Transcribe all the records with complete accuracy.

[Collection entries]
————

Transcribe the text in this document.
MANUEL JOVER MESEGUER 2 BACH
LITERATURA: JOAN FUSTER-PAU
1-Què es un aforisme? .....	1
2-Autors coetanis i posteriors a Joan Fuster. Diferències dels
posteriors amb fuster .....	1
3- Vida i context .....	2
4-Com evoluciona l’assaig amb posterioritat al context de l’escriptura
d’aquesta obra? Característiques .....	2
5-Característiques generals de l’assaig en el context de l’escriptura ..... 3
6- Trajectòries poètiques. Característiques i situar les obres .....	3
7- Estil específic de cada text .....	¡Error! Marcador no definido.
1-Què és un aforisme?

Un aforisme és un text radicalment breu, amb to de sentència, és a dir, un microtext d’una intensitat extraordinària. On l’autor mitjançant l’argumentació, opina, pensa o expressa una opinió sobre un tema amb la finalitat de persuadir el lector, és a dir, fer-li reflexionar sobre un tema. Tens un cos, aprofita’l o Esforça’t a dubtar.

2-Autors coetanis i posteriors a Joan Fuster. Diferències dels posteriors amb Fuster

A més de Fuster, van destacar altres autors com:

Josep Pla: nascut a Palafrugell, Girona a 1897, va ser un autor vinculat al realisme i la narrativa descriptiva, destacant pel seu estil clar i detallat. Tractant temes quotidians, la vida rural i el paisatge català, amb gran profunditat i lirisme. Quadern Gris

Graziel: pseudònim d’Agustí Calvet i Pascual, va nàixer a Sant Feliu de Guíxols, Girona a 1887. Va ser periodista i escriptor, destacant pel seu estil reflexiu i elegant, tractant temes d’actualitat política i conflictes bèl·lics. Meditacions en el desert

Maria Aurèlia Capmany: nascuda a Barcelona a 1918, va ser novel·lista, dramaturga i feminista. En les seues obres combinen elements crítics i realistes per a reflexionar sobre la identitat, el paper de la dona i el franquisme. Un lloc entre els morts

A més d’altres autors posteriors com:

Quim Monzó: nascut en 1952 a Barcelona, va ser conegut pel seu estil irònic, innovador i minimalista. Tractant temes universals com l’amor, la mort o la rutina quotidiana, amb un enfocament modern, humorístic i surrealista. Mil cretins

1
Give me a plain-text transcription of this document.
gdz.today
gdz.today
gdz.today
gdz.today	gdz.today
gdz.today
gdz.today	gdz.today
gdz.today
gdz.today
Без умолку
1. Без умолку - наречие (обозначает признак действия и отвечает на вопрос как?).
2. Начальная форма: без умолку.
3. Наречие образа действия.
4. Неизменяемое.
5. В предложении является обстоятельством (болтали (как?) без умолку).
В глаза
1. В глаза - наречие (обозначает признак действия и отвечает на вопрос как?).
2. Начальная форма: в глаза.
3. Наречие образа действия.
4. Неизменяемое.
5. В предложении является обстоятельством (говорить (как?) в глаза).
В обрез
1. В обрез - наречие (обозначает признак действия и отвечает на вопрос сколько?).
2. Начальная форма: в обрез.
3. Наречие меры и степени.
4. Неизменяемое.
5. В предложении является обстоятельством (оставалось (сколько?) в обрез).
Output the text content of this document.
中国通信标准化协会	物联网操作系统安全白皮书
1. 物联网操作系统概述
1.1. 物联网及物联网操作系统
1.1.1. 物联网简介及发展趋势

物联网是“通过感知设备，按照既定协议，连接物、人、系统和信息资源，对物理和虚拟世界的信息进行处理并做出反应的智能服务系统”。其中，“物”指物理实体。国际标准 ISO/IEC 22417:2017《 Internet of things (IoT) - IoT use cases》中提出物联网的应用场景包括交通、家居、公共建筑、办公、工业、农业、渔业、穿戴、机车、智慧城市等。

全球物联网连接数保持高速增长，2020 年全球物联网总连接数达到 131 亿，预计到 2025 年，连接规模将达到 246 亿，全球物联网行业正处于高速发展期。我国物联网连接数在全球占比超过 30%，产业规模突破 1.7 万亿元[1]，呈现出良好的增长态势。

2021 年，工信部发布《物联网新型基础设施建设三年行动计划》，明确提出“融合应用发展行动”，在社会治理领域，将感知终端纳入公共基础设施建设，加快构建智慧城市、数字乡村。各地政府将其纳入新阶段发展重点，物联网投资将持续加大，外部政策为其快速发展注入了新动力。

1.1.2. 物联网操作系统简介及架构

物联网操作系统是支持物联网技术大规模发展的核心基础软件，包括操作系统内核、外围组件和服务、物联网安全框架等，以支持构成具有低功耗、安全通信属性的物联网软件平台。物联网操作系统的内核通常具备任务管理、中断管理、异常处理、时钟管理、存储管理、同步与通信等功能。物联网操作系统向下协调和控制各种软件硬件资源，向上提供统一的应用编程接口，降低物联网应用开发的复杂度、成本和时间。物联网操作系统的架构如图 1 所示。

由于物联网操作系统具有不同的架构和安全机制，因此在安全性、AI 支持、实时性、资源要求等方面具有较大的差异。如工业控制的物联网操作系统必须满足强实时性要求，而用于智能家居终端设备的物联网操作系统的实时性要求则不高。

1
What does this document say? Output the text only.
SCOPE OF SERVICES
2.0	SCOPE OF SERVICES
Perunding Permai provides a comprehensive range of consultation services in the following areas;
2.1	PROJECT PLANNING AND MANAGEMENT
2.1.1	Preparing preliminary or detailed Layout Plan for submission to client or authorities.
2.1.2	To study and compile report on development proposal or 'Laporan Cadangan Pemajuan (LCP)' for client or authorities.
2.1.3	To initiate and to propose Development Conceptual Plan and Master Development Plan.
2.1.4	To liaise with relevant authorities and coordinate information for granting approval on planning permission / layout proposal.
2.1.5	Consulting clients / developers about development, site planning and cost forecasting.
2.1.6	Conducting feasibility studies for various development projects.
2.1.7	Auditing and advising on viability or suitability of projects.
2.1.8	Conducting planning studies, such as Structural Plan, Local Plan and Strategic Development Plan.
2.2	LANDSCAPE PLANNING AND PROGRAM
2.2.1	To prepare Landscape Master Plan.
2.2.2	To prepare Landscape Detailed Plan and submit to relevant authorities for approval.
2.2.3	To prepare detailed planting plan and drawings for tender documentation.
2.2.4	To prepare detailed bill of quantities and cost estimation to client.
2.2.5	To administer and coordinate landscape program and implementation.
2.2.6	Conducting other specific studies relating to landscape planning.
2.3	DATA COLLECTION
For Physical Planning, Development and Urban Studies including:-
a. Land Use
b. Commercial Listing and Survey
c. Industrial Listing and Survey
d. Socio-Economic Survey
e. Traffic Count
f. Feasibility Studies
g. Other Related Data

————

● **Exercise output**:
Transcribe the text in this document.
MANUEL JOVER MESEGUER 2 BACH
LITERATURA: JOAN FUSTER-PAU
1-Què es un aforisme? .....	1
2-Autors coetanis i posteriors a Joan Fuster. Diferències dels
posteriors amb fuster .....	1
3- Vida i context .....	2
4-Com evoluciona l’assaig amb posterioritat al context de l’escriptura
d’aquesta obra? Característiques .....	2
5-Característiques generals de l’assaig en el context de l’escriptura ..... 3
6- Trajectòries poètiques. Característiques i situar les obres .....	3
7- Estil específic de cada text .....	¡Error! Marcador no definido.
1-Què és un aforisme?

Un aforisme és un text radicalment breu, amb to de sentència, és a dir, un microtext d’una intensitat extraordinària. On l’autor mitjançant l’argumentació, opina, pensa o expressa una opinió sobre un tema amb la finalitat de persuadir el lector, és a dir, fer-li reflexionar sobre un tema. Tens un cos, aprofita’l o Esforça’t a dubtar.

2-Autors coetanis i posteriors a Joan Fuster. Diferències dels posteriors amb Fuster

A més de Fuster, van destacar altres autors com:

Josep Pla: nascut a Palafrugell, Girona a 1897, va ser un autor vinculat al realisme i la narrativa descriptiva, destacant pel seu estil clar i detallat. Tractant temes quotidians, la vida rural i el paisatge català, amb gran profunditat i lirisme. Quadern Gris

Graziel: pseudònim d’Agustí Calvet i Pascual, va nàixer a Sant Feliu de Guíxols, Girona a 1887. Va ser periodista i escriptor, destacant pel seu estil reflexiu i elegant, tractant temes d’actualitat política i conflictes bèl·lics. Meditacions en el desert

Maria Aurèlia Capmany: nascuda a Barcelona a 1918, va ser novel·lista, dramaturga i feminista. En les seues obres combinen elements crítics i realistes per a reflexionar sobre la identitat, el paper de la dona i el franquisme. Un lloc entre els morts

A més d’altres autors posteriors com:

Quim Monzó: nascut en 1952 a Barcelona, va ser conegut pel seu estil irònic, innovador i minimalista. Tractant temes universals com l’amor, la mort o la rutina quotidiana, amb un enfocament modern, humorístic i surrealista. Mil cretins

1
Give me a plain-text transcription of this document.
gdz.today
gdz.today
gdz.today
gdz.today	gdz.today
gdz.today
gdz.today	gdz.today
gdz.today
gdz.today
Без умолку
1. Без умолку - наречие (обозначает признак действия и отвечает на вопрос как?).
2. Начальная форма: без умолку.
3. Наречие образа действия.
4. Неизменяемое.
5. В предложении является обстоятельством (болтали (как?) без умолку).
В глаза
1. В глаза - наречие (обозначает признак действия и отвечает на вопрос как?).
2. Начальная форма: в глаза.
3. Наречие образа действия.
4. Неизменяемое.
5. В предложении является обстоятельством (говорить (как?) в глаза).
В обрез
1. В обрез - наречие (обозначает признак действия и отвечает на вопрос сколько?).
2. Начальная форма: в обрез.
3. Наречие меры и степени.
4. Неизменяемое.
5. В предложении является обстоятельством (оставалось (сколько?) в обрез).
Output the text content of this document.
中国通信标准化协会	物联网操作系统安全白皮书
1. 物联网操作系统概述
1.1. 物联网及物联网操作系统
1.1.1. 物联网简介及发展趋势

物联网是“通过感知设备，按照既定协议，连接物、人、系统和信息资源，对物理和虚拟世界的信息进行处理并做出反应的智能服务系统”。其中，“物”指物理实体。国际标准 ISO/IEC 22417:2017《 Internet of things (IoT) - IoT use cases》中提出物联网的应用场景包括交通、家居、公共建筑、办公、工业、农业、渔业、穿戴、机车、智慧城市等。

全球物联网连接数保持高速增长，2020 年全球物联网总连接数达到 131 亿，预计到 2025 年，连接规模将达到 246 亿，全球物联网行业正处于高速发展期。我国物联网连接数在全球占比超过 30%，产业规模突破 1.7 万亿元[1]，呈现出良好的增长态势。

2021 年，工信部发布《物联网新型基础设施建设三年行动计划》，明确提出“融合应用发展行动”，在社会治理领域，将感知终端纳入公共基础设施建设，加快构建智慧城市、数字乡村。各地政府将其纳入新阶段发展重点，物联网投资将持续加大，外部政策为其快速发展注入了新动力。

1.1.2. 物联网操作系统简介及架构

物联网操作系统是支持物联网技术大规模发展的核心基础软件，包括操作系统内核、外围组件和服务、物联网安全框架等，以支持构成具有低功耗、安全通信属性的物联网软件平台。物联网操作系统的内核通常具备任务管理、中断管理、异常处理、时钟管理、存储管理、同步与通信等功能。物联网操作系统向下协调和控制各种软件硬件资源，向上提供统一的应用编程接口，降低物联网应用开发的复杂度、成本和时间。物联网操作系统的架构如图 1 所示。

由于物联网操作系统具有不同的架构和安全机制，因此在安全性、AI 支持、实时性、资源要求等方面具有较大的差异。如工业控制的物联网操作系统必须满足强实时性要求，而用于智能家居终端设备的物联网操作系统的实时性要求则不高。

1
What does this document say? Output the text only.
SCOPE OF SERVICES
2.0	SCOPE OF SERVICES
Perunding Permai provides a comprehensive range of consultation services in the following areas;
2.1	PROJECT PLANNING AND MANAGEMENT
2.1.1	Preparing preliminary or detailed Layout Plan for submission to client or authorities.
2.1.2	To study and compile report on development proposal or 'Laporan Cadangan Pemajuan (LCP)' for client or authorities.
2.1.3	To initiate and to propose Development Conceptual Plan and Master Development Plan.
2.1.4	To liaise with relevant authorities and coordinate information for granting approval on planning permission / layout proposal.
2.1.5	Consulting clients / developers about development, site planning and cost forecasting.
2.1.6	Conducting feasibility studies for various development projects.
2.1.7	Auditing and advising on viability or suitability of projects.
2.1.8	Conducting planning studies, such as Structural Plan, Local Plan and Strategic Development Plan.
2.2	LANDSCAPE PLANNING AND PROGRAM
2.2.1	To prepare Landscape Master Plan.
2.2.2	To prepare Landscape Detailed Plan and submit to relevant authorities for approval.
2.2.3	To prepare detailed planting plan and drawings for tender documentation.
2.2.4	To prepare detailed bill of quantities and cost estimation to client.
2.2.5	To administer and coordinate landscape program and implementation.
2.2.6	Conducting other specific studies relating to landscape planning.
2.3	DATA COLLECTION
For Physical Planning, Development and Urban Studies including:-
a. Land Use
b. Commercial Listing and Survey
c. Industrial Listing and Survey
d. Socio-Economic Survey
e. Traffic Count
f. Feasibility Studies
g. Other Related Data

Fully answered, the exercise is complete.